Description of the task:
Transcribe every line exactly. Leave the pictures behind.

begin Dataset rows

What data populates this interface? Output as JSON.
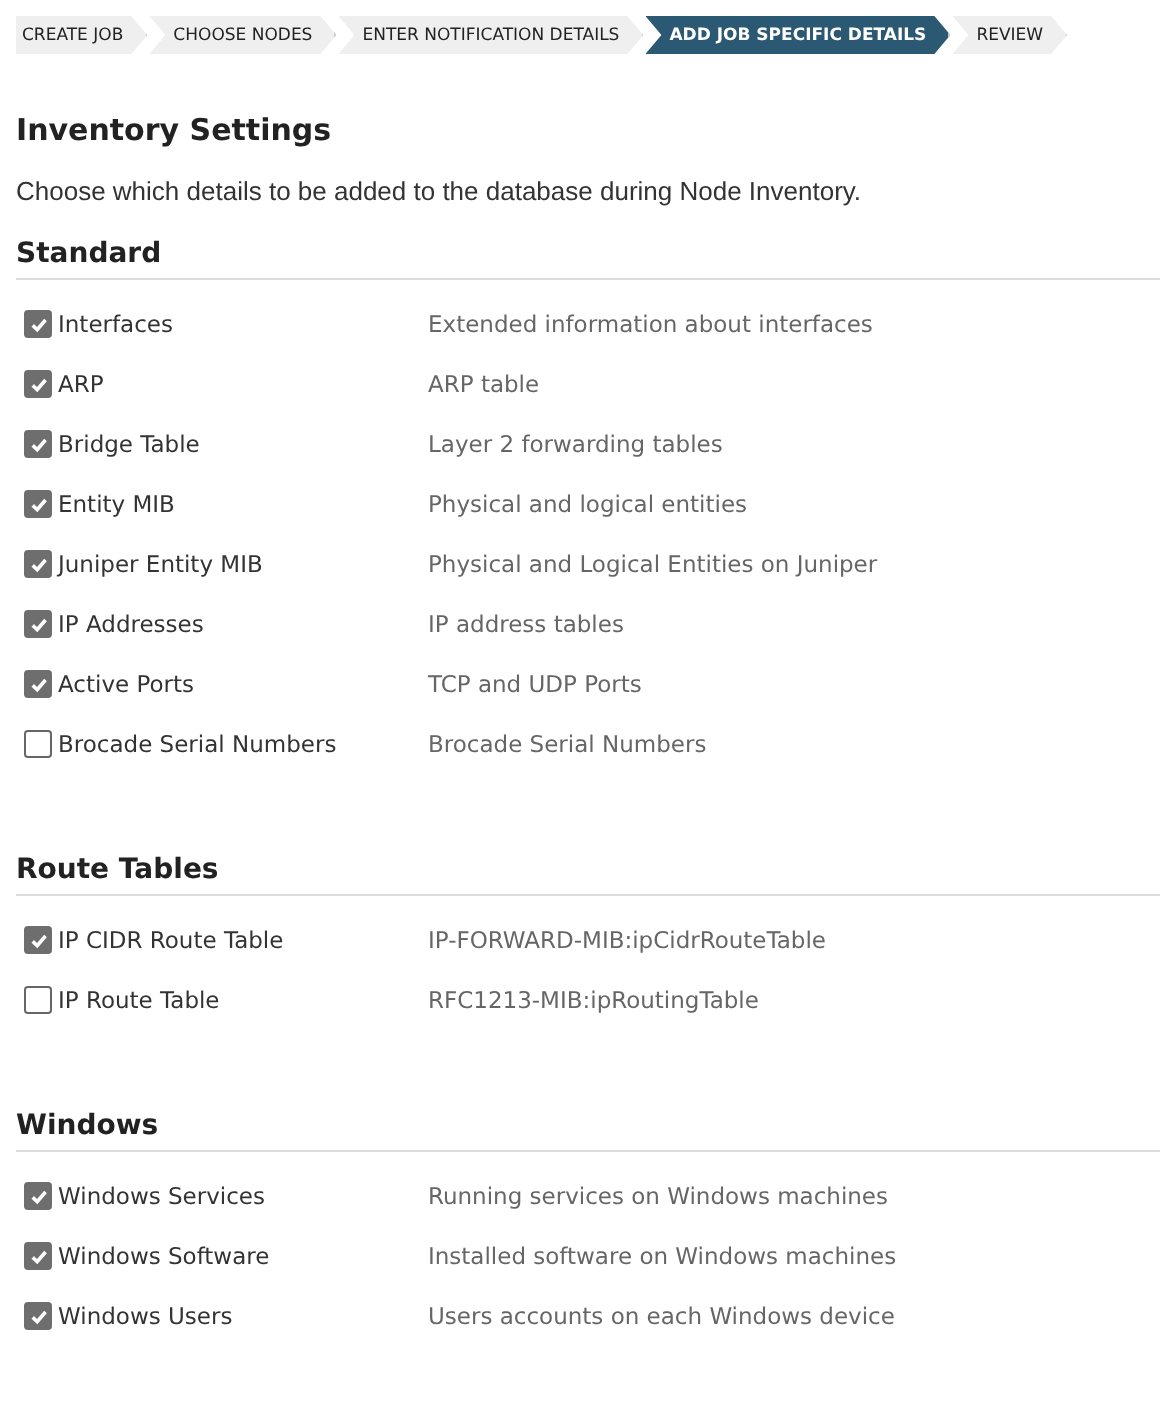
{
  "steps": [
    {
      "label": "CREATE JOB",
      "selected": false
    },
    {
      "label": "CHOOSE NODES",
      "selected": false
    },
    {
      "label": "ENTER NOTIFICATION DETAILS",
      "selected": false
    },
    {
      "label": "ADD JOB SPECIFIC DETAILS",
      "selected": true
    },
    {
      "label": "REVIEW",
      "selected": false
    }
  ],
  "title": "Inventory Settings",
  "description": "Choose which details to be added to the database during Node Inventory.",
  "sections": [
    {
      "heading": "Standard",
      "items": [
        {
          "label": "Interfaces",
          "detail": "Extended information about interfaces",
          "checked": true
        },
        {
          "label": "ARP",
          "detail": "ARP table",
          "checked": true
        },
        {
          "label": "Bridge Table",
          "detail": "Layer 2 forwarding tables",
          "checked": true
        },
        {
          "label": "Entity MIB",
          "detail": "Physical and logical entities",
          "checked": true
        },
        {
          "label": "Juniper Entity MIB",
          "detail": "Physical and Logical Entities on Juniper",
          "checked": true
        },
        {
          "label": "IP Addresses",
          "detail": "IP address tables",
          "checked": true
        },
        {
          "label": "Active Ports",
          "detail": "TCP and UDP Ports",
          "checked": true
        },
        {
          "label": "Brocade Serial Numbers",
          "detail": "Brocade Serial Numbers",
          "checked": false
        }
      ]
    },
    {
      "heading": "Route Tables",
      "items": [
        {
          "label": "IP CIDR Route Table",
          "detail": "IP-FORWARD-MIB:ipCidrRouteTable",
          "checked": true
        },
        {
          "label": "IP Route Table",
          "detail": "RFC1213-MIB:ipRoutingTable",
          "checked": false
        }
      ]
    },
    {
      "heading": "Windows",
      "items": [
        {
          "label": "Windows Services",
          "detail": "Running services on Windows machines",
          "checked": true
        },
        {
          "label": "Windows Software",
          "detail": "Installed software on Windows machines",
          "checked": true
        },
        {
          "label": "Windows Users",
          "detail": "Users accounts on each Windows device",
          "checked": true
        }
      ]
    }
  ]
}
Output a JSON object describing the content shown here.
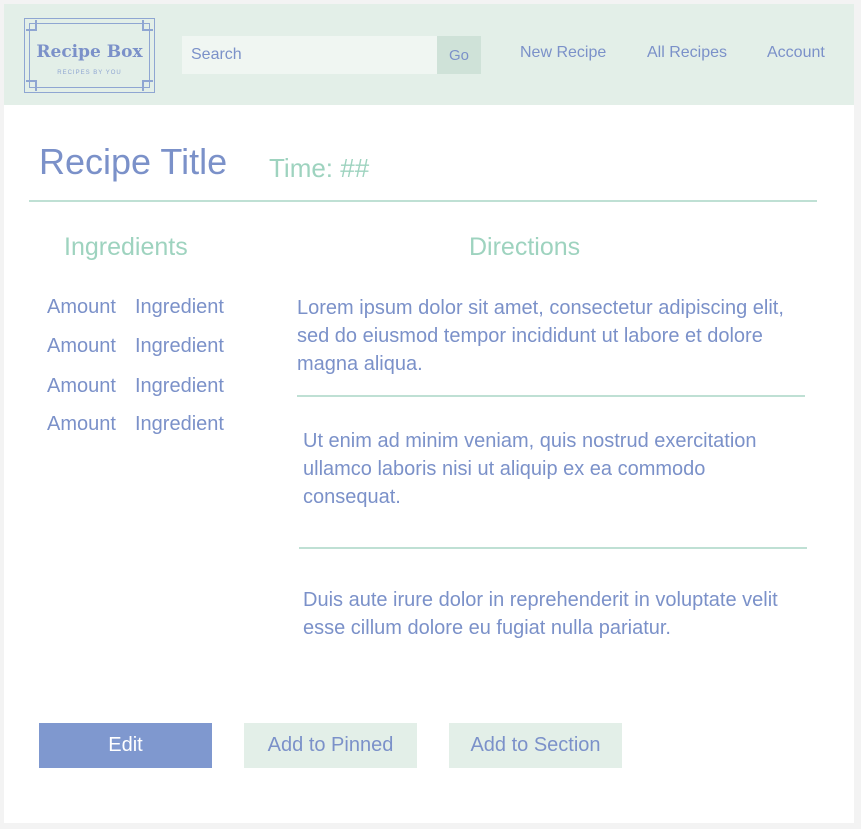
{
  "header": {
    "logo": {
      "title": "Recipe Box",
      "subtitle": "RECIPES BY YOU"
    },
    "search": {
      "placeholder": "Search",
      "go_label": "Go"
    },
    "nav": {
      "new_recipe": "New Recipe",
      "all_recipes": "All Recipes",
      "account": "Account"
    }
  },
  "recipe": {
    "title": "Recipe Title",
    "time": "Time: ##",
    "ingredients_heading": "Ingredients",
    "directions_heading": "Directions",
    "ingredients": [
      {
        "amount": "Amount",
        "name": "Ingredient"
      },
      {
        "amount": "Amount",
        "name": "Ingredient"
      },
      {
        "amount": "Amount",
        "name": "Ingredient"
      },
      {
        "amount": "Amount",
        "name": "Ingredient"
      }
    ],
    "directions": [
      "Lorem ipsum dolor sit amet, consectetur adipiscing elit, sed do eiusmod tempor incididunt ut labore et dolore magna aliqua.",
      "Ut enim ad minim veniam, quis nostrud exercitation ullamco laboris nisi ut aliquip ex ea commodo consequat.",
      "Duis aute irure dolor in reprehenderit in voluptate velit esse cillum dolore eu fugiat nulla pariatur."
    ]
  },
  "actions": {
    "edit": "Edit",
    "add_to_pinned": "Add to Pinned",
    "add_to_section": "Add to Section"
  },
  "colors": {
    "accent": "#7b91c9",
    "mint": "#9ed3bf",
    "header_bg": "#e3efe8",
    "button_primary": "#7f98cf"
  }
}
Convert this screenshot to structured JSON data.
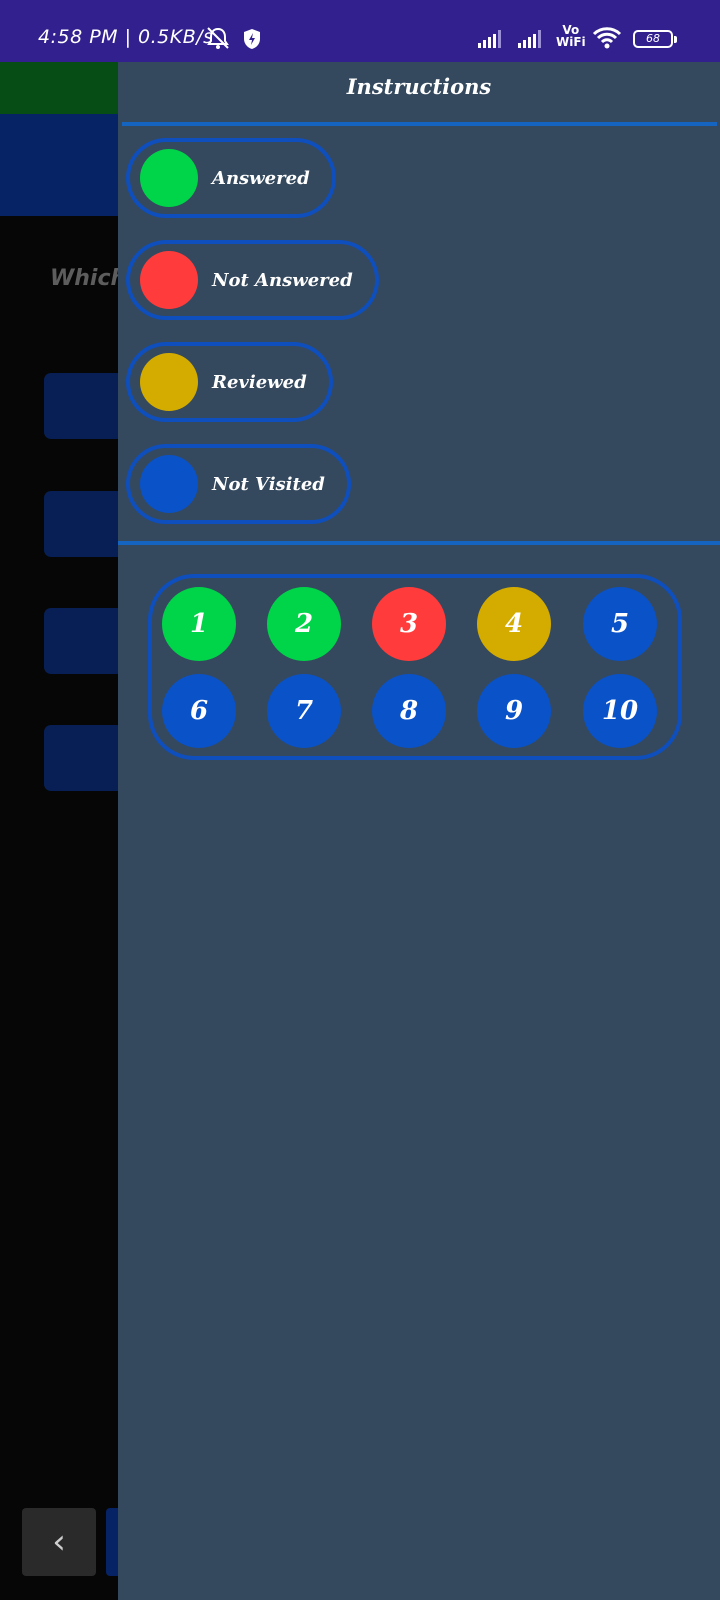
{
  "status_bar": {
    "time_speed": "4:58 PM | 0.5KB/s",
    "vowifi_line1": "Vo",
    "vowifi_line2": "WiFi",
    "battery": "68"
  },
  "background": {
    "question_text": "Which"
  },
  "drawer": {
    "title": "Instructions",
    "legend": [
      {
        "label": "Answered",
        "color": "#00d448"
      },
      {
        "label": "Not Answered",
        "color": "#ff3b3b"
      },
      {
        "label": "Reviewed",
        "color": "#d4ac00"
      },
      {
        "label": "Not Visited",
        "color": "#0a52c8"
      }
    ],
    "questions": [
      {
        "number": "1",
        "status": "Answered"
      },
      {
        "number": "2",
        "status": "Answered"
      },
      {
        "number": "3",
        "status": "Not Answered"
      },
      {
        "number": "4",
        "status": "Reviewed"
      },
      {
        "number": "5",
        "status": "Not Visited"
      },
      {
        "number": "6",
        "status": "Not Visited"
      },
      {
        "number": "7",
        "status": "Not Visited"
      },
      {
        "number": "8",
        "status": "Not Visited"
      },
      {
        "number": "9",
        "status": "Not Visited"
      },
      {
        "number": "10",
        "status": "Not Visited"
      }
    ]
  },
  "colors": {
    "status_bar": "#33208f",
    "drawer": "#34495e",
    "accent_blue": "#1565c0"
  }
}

end Dataset rows

Exercise result:
What data populates this interface? Output as JSON.
{
  "steps": [
    {
      "label": "CREATE JOB",
      "selected": false
    },
    {
      "label": "CHOOSE NODES",
      "selected": false
    },
    {
      "label": "ENTER NOTIFICATION DETAILS",
      "selected": false
    },
    {
      "label": "ADD JOB SPECIFIC DETAILS",
      "selected": true
    },
    {
      "label": "REVIEW",
      "selected": false
    }
  ],
  "title": "Inventory Settings",
  "description": "Choose which details to be added to the database during Node Inventory.",
  "sections": [
    {
      "heading": "Standard",
      "items": [
        {
          "label": "Interfaces",
          "detail": "Extended information about interfaces",
          "checked": true
        },
        {
          "label": "ARP",
          "detail": "ARP table",
          "checked": true
        },
        {
          "label": "Bridge Table",
          "detail": "Layer 2 forwarding tables",
          "checked": true
        },
        {
          "label": "Entity MIB",
          "detail": "Physical and logical entities",
          "checked": true
        },
        {
          "label": "Juniper Entity MIB",
          "detail": "Physical and Logical Entities on Juniper",
          "checked": true
        },
        {
          "label": "IP Addresses",
          "detail": "IP address tables",
          "checked": true
        },
        {
          "label": "Active Ports",
          "detail": "TCP and UDP Ports",
          "checked": true
        },
        {
          "label": "Brocade Serial Numbers",
          "detail": "Brocade Serial Numbers",
          "checked": false
        }
      ]
    },
    {
      "heading": "Route Tables",
      "items": [
        {
          "label": "IP CIDR Route Table",
          "detail": "IP-FORWARD-MIB:ipCidrRouteTable",
          "checked": true
        },
        {
          "label": "IP Route Table",
          "detail": "RFC1213-MIB:ipRoutingTable",
          "checked": false
        }
      ]
    },
    {
      "heading": "Windows",
      "items": [
        {
          "label": "Windows Services",
          "detail": "Running services on Windows machines",
          "checked": true
        },
        {
          "label": "Windows Software",
          "detail": "Installed software on Windows machines",
          "checked": true
        },
        {
          "label": "Windows Users",
          "detail": "Users accounts on each Windows device",
          "checked": true
        }
      ]
    }
  ]
}
Output a JSON object describing the content shown here.
{
  "header": {
    "logo": {
      "title": "Recipe Box",
      "subtitle": "RECIPES BY YOU"
    },
    "search": {
      "placeholder": "Search",
      "go_label": "Go"
    },
    "nav": {
      "new_recipe": "New Recipe",
      "all_recipes": "All Recipes",
      "account": "Account"
    }
  },
  "recipe": {
    "title": "Recipe Title",
    "time": "Time: ##",
    "ingredients_heading": "Ingredients",
    "directions_heading": "Directions",
    "ingredients": [
      {
        "amount": "Amount",
        "name": "Ingredient"
      },
      {
        "amount": "Amount",
        "name": "Ingredient"
      },
      {
        "amount": "Amount",
        "name": "Ingredient"
      },
      {
        "amount": "Amount",
        "name": "Ingredient"
      }
    ],
    "directions": [
      "Lorem ipsum dolor sit amet, consectetur adipiscing elit, sed do eiusmod tempor incididunt ut labore et dolore magna aliqua.",
      "Ut enim ad minim veniam, quis nostrud exercitation ullamco laboris nisi ut aliquip ex ea commodo consequat.",
      "Duis aute irure dolor in reprehenderit in voluptate velit esse cillum dolore eu fugiat nulla pariatur."
    ]
  },
  "actions": {
    "edit": "Edit",
    "add_to_pinned": "Add to Pinned",
    "add_to_section": "Add to Section"
  },
  "colors": {
    "accent": "#7b91c9",
    "mint": "#9ed3bf",
    "header_bg": "#e3efe8",
    "button_primary": "#7f98cf"
  }
}
Convert this screenshot to structured JSON data.
{
  "status_bar": {
    "time_speed": "4:58 PM | 0.5KB/s",
    "vowifi_line1": "Vo",
    "vowifi_line2": "WiFi",
    "battery": "68"
  },
  "background": {
    "question_text": "Which"
  },
  "drawer": {
    "title": "Instructions",
    "legend": [
      {
        "label": "Answered",
        "color": "#00d448"
      },
      {
        "label": "Not Answered",
        "color": "#ff3b3b"
      },
      {
        "label": "Reviewed",
        "color": "#d4ac00"
      },
      {
        "label": "Not Visited",
        "color": "#0a52c8"
      }
    ],
    "questions": [
      {
        "number": "1",
        "status": "Answered"
      },
      {
        "number": "2",
        "status": "Answered"
      },
      {
        "number": "3",
        "status": "Not Answered"
      },
      {
        "number": "4",
        "status": "Reviewed"
      },
      {
        "number": "5",
        "status": "Not Visited"
      },
      {
        "number": "6",
        "status": "Not Visited"
      },
      {
        "number": "7",
        "status": "Not Visited"
      },
      {
        "number": "8",
        "status": "Not Visited"
      },
      {
        "number": "9",
        "status": "Not Visited"
      },
      {
        "number": "10",
        "status": "Not Visited"
      }
    ]
  },
  "colors": {
    "status_bar": "#33208f",
    "drawer": "#34495e",
    "accent_blue": "#1565c0"
  }
}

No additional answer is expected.